**AIM OF THE EXERCISE**. Write out the material again exactly, please, and omit the pictures.

**Stored data entries**.
- - - - -

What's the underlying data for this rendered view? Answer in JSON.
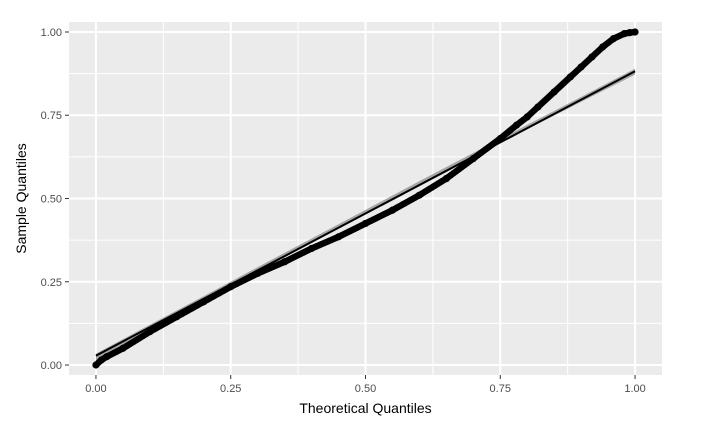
{
  "chart_data": {
    "type": "scatter",
    "title": "",
    "xlabel": "Theoretical Quantiles",
    "ylabel": "Sample Quantiles",
    "xlim": [
      -0.05,
      1.05
    ],
    "ylim": [
      -0.03,
      1.03
    ],
    "x_ticks": [
      0,
      0.25,
      0.5,
      0.75,
      1
    ],
    "x_tick_labels": [
      "0.00",
      "0.25",
      "0.50",
      "0.75",
      "1.00"
    ],
    "y_ticks": [
      0,
      0.25,
      0.5,
      0.75,
      1
    ],
    "y_tick_labels": [
      "0.00",
      "0.25",
      "0.50",
      "0.75",
      "1.00"
    ],
    "grid": true,
    "legend": "none",
    "colors": {
      "panel": "#ebebeb",
      "grid": "#ffffff",
      "points": "#000000",
      "reference_line": "#000000",
      "confidence_band": "#999999"
    },
    "reference_line": {
      "x": [
        0,
        1
      ],
      "y": [
        0.028,
        0.882
      ]
    },
    "confidence_band": {
      "x": [
        0,
        0.1,
        0.2,
        0.3,
        0.4,
        0.5,
        0.6,
        0.7,
        0.8,
        0.9,
        1.0
      ],
      "lower": [
        0.012,
        0.103,
        0.193,
        0.281,
        0.367,
        0.452,
        0.538,
        0.624,
        0.708,
        0.79,
        0.872
      ],
      "upper": [
        0.034,
        0.121,
        0.207,
        0.294,
        0.38,
        0.466,
        0.552,
        0.637,
        0.721,
        0.805,
        0.89
      ]
    },
    "series": [
      {
        "x": [
          0,
          0.01,
          0.02,
          0.05,
          0.1,
          0.15,
          0.2,
          0.25,
          0.3,
          0.35,
          0.4,
          0.45,
          0.5,
          0.55,
          0.6,
          0.65,
          0.7,
          0.75,
          0.78,
          0.8,
          0.82,
          0.85,
          0.88,
          0.9,
          0.92,
          0.94,
          0.96,
          0.98,
          0.99,
          1.0
        ],
        "y": [
          0.0,
          0.015,
          0.025,
          0.05,
          0.1,
          0.145,
          0.19,
          0.235,
          0.275,
          0.31,
          0.35,
          0.385,
          0.425,
          0.465,
          0.51,
          0.56,
          0.62,
          0.68,
          0.72,
          0.745,
          0.775,
          0.82,
          0.865,
          0.895,
          0.925,
          0.955,
          0.98,
          0.995,
          0.998,
          1.0
        ]
      }
    ]
  }
}
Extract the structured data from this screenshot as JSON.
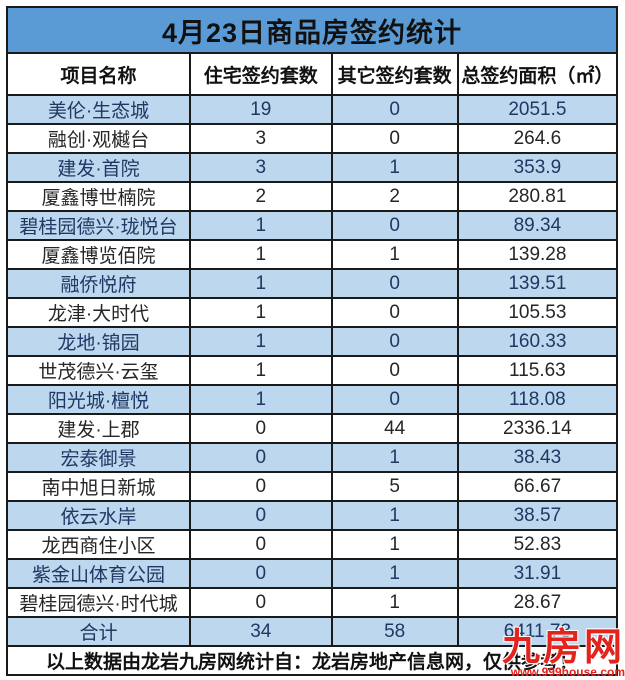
{
  "title": "4月23日商品房签约统计",
  "table": {
    "headers": [
      "项目名称",
      "住宅签约套数",
      "其它签约套数",
      "总签约面积（㎡）"
    ],
    "rows": [
      [
        "美伦·生态城",
        "19",
        "0",
        "2051.5"
      ],
      [
        "融创·观樾台",
        "3",
        "0",
        "264.6"
      ],
      [
        "建发·首院",
        "3",
        "1",
        "353.9"
      ],
      [
        "厦鑫博世楠院",
        "2",
        "2",
        "280.81"
      ],
      [
        "碧桂园德兴·珑悦台",
        "1",
        "0",
        "89.34"
      ],
      [
        "厦鑫博览佰院",
        "1",
        "1",
        "139.28"
      ],
      [
        "融侨悦府",
        "1",
        "0",
        "139.51"
      ],
      [
        "龙津·大时代",
        "1",
        "0",
        "105.53"
      ],
      [
        "龙地·锦园",
        "1",
        "0",
        "160.33"
      ],
      [
        "世茂德兴·云玺",
        "1",
        "0",
        "115.63"
      ],
      [
        "阳光城·檀悦",
        "1",
        "0",
        "118.08"
      ],
      [
        "建发·上郡",
        "0",
        "44",
        "2336.14"
      ],
      [
        "宏泰御景",
        "0",
        "1",
        "38.43"
      ],
      [
        "南中旭日新城",
        "0",
        "5",
        "66.67"
      ],
      [
        "依云水岸",
        "0",
        "1",
        "38.57"
      ],
      [
        "龙西商住小区",
        "0",
        "1",
        "52.83"
      ],
      [
        "紫金山体育公园",
        "0",
        "1",
        "31.91"
      ],
      [
        "碧桂园德兴·时代城",
        "0",
        "1",
        "28.67"
      ]
    ],
    "total": [
      "合计",
      "34",
      "58",
      "6411.73"
    ]
  },
  "footer_note": "以上数据由龙岩九房网统计自：龙岩房地产信息网，仅供参考！",
  "watermark": {
    "logo": "九房网",
    "url": "www.999house.com"
  },
  "colors": {
    "title_bg": "#5b9bd5",
    "alt_row_bg": "#bdd7ee",
    "border": "#1a1a1a",
    "alt_row_text": "#1f3864",
    "row_text": "#262626",
    "watermark_red": "#e4231d"
  },
  "chart_data": {
    "type": "table",
    "title": "4月23日商品房签约统计",
    "columns": [
      "项目名称",
      "住宅签约套数",
      "其它签约套数",
      "总签约面积（㎡）"
    ],
    "categories": [
      "美伦·生态城",
      "融创·观樾台",
      "建发·首院",
      "厦鑫博世楠院",
      "碧桂园德兴·珑悦台",
      "厦鑫博览佰院",
      "融侨悦府",
      "龙津·大时代",
      "龙地·锦园",
      "世茂德兴·云玺",
      "阳光城·檀悦",
      "建发·上郡",
      "宏泰御景",
      "南中旭日新城",
      "依云水岸",
      "龙西商住小区",
      "紫金山体育公园",
      "碧桂园德兴·时代城"
    ],
    "series": [
      {
        "name": "住宅签约套数",
        "values": [
          19,
          3,
          3,
          2,
          1,
          1,
          1,
          1,
          1,
          1,
          1,
          0,
          0,
          0,
          0,
          0,
          0,
          0
        ]
      },
      {
        "name": "其它签约套数",
        "values": [
          0,
          0,
          1,
          2,
          0,
          1,
          0,
          0,
          0,
          0,
          0,
          44,
          1,
          5,
          1,
          1,
          1,
          1
        ]
      },
      {
        "name": "总签约面积（㎡）",
        "values": [
          2051.5,
          264.6,
          353.9,
          280.81,
          89.34,
          139.28,
          139.51,
          105.53,
          160.33,
          115.63,
          118.08,
          2336.14,
          38.43,
          66.67,
          38.57,
          52.83,
          31.91,
          28.67
        ]
      }
    ],
    "totals": {
      "住宅签约套数": 34,
      "其它签约套数": 58,
      "总签约面积（㎡）": 6411.73
    },
    "footnote": "以上数据由龙岩九房网统计自：龙岩房地产信息网，仅供参考！"
  }
}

- - - - -

**FULL SOLUTION**.
What's the underlying data for this rendered view? Answer in JSON.
{
  "chart_data": {
    "type": "scatter",
    "title": "",
    "xlabel": "Theoretical Quantiles",
    "ylabel": "Sample Quantiles",
    "xlim": [
      -0.05,
      1.05
    ],
    "ylim": [
      -0.03,
      1.03
    ],
    "x_ticks": [
      0,
      0.25,
      0.5,
      0.75,
      1
    ],
    "x_tick_labels": [
      "0.00",
      "0.25",
      "0.50",
      "0.75",
      "1.00"
    ],
    "y_ticks": [
      0,
      0.25,
      0.5,
      0.75,
      1
    ],
    "y_tick_labels": [
      "0.00",
      "0.25",
      "0.50",
      "0.75",
      "1.00"
    ],
    "grid": true,
    "legend": "none",
    "colors": {
      "panel": "#ebebeb",
      "grid": "#ffffff",
      "points": "#000000",
      "reference_line": "#000000",
      "confidence_band": "#999999"
    },
    "reference_line": {
      "x": [
        0,
        1
      ],
      "y": [
        0.028,
        0.882
      ]
    },
    "confidence_band": {
      "x": [
        0,
        0.1,
        0.2,
        0.3,
        0.4,
        0.5,
        0.6,
        0.7,
        0.8,
        0.9,
        1.0
      ],
      "lower": [
        0.012,
        0.103,
        0.193,
        0.281,
        0.367,
        0.452,
        0.538,
        0.624,
        0.708,
        0.79,
        0.872
      ],
      "upper": [
        0.034,
        0.121,
        0.207,
        0.294,
        0.38,
        0.466,
        0.552,
        0.637,
        0.721,
        0.805,
        0.89
      ]
    },
    "series": [
      {
        "x": [
          0,
          0.01,
          0.02,
          0.05,
          0.1,
          0.15,
          0.2,
          0.25,
          0.3,
          0.35,
          0.4,
          0.45,
          0.5,
          0.55,
          0.6,
          0.65,
          0.7,
          0.75,
          0.78,
          0.8,
          0.82,
          0.85,
          0.88,
          0.9,
          0.92,
          0.94,
          0.96,
          0.98,
          0.99,
          1.0
        ],
        "y": [
          0.0,
          0.015,
          0.025,
          0.05,
          0.1,
          0.145,
          0.19,
          0.235,
          0.275,
          0.31,
          0.35,
          0.385,
          0.425,
          0.465,
          0.51,
          0.56,
          0.62,
          0.68,
          0.72,
          0.745,
          0.775,
          0.82,
          0.865,
          0.895,
          0.925,
          0.955,
          0.98,
          0.995,
          0.998,
          1.0
        ]
      }
    ]
  }
}
Extract the structured data from this screenshot as JSON.
{
  "title": "4月23日商品房签约统计",
  "table": {
    "headers": [
      "项目名称",
      "住宅签约套数",
      "其它签约套数",
      "总签约面积（㎡）"
    ],
    "rows": [
      [
        "美伦·生态城",
        "19",
        "0",
        "2051.5"
      ],
      [
        "融创·观樾台",
        "3",
        "0",
        "264.6"
      ],
      [
        "建发·首院",
        "3",
        "1",
        "353.9"
      ],
      [
        "厦鑫博世楠院",
        "2",
        "2",
        "280.81"
      ],
      [
        "碧桂园德兴·珑悦台",
        "1",
        "0",
        "89.34"
      ],
      [
        "厦鑫博览佰院",
        "1",
        "1",
        "139.28"
      ],
      [
        "融侨悦府",
        "1",
        "0",
        "139.51"
      ],
      [
        "龙津·大时代",
        "1",
        "0",
        "105.53"
      ],
      [
        "龙地·锦园",
        "1",
        "0",
        "160.33"
      ],
      [
        "世茂德兴·云玺",
        "1",
        "0",
        "115.63"
      ],
      [
        "阳光城·檀悦",
        "1",
        "0",
        "118.08"
      ],
      [
        "建发·上郡",
        "0",
        "44",
        "2336.14"
      ],
      [
        "宏泰御景",
        "0",
        "1",
        "38.43"
      ],
      [
        "南中旭日新城",
        "0",
        "5",
        "66.67"
      ],
      [
        "依云水岸",
        "0",
        "1",
        "38.57"
      ],
      [
        "龙西商住小区",
        "0",
        "1",
        "52.83"
      ],
      [
        "紫金山体育公园",
        "0",
        "1",
        "31.91"
      ],
      [
        "碧桂园德兴·时代城",
        "0",
        "1",
        "28.67"
      ]
    ],
    "total": [
      "合计",
      "34",
      "58",
      "6411.73"
    ]
  },
  "footer_note": "以上数据由龙岩九房网统计自：龙岩房地产信息网，仅供参考！",
  "watermark": {
    "logo": "九房网",
    "url": "www.999house.com"
  },
  "colors": {
    "title_bg": "#5b9bd5",
    "alt_row_bg": "#bdd7ee",
    "border": "#1a1a1a",
    "alt_row_text": "#1f3864",
    "row_text": "#262626",
    "watermark_red": "#e4231d"
  },
  "chart_data": {
    "type": "table",
    "title": "4月23日商品房签约统计",
    "columns": [
      "项目名称",
      "住宅签约套数",
      "其它签约套数",
      "总签约面积（㎡）"
    ],
    "categories": [
      "美伦·生态城",
      "融创·观樾台",
      "建发·首院",
      "厦鑫博世楠院",
      "碧桂园德兴·珑悦台",
      "厦鑫博览佰院",
      "融侨悦府",
      "龙津·大时代",
      "龙地·锦园",
      "世茂德兴·云玺",
      "阳光城·檀悦",
      "建发·上郡",
      "宏泰御景",
      "南中旭日新城",
      "依云水岸",
      "龙西商住小区",
      "紫金山体育公园",
      "碧桂园德兴·时代城"
    ],
    "series": [
      {
        "name": "住宅签约套数",
        "values": [
          19,
          3,
          3,
          2,
          1,
          1,
          1,
          1,
          1,
          1,
          1,
          0,
          0,
          0,
          0,
          0,
          0,
          0
        ]
      },
      {
        "name": "其它签约套数",
        "values": [
          0,
          0,
          1,
          2,
          0,
          1,
          0,
          0,
          0,
          0,
          0,
          44,
          1,
          5,
          1,
          1,
          1,
          1
        ]
      },
      {
        "name": "总签约面积（㎡）",
        "values": [
          2051.5,
          264.6,
          353.9,
          280.81,
          89.34,
          139.28,
          139.51,
          105.53,
          160.33,
          115.63,
          118.08,
          2336.14,
          38.43,
          66.67,
          38.57,
          52.83,
          31.91,
          28.67
        ]
      }
    ],
    "totals": {
      "住宅签约套数": 34,
      "其它签约套数": 58,
      "总签约面积（㎡）": 6411.73
    },
    "footnote": "以上数据由龙岩九房网统计自：龙岩房地产信息网，仅供参考！"
  }
}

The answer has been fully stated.